◆ Dataset records:
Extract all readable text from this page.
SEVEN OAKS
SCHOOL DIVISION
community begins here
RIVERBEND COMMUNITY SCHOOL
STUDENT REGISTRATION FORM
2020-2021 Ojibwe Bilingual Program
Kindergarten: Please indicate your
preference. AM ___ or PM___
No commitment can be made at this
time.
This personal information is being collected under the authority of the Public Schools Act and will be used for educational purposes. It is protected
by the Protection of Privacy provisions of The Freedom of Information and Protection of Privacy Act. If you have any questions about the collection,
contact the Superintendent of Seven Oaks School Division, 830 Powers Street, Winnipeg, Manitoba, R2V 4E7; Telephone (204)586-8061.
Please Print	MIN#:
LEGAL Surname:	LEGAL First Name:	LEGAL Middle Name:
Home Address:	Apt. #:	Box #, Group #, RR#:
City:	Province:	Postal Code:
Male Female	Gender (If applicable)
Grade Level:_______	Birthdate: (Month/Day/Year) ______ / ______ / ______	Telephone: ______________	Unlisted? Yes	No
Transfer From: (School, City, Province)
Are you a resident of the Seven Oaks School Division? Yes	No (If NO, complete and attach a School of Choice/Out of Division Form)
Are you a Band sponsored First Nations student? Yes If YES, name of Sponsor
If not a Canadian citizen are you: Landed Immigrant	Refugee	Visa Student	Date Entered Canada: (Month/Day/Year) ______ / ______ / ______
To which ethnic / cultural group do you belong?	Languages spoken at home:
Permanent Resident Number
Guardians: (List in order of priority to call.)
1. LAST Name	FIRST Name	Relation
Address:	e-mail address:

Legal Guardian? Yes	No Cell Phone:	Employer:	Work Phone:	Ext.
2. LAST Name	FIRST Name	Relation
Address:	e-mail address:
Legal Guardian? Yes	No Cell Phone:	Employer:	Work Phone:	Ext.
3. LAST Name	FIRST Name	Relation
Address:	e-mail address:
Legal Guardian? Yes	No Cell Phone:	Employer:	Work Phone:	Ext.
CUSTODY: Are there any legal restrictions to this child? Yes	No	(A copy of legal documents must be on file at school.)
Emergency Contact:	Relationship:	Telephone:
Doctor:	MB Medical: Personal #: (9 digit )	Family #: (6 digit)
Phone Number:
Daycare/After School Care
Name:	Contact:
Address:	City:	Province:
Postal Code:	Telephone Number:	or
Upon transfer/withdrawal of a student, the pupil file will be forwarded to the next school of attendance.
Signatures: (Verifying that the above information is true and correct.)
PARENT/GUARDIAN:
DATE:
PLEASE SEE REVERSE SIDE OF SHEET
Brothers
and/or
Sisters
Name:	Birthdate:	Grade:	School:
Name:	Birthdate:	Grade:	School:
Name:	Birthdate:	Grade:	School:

◆ Short task:
Every line in the data that holds "City" should be copied out.

◆ Task result:
City:	Province:	Postal Code:
Transfer From: (School, City, Province)
Address:	City:	Province:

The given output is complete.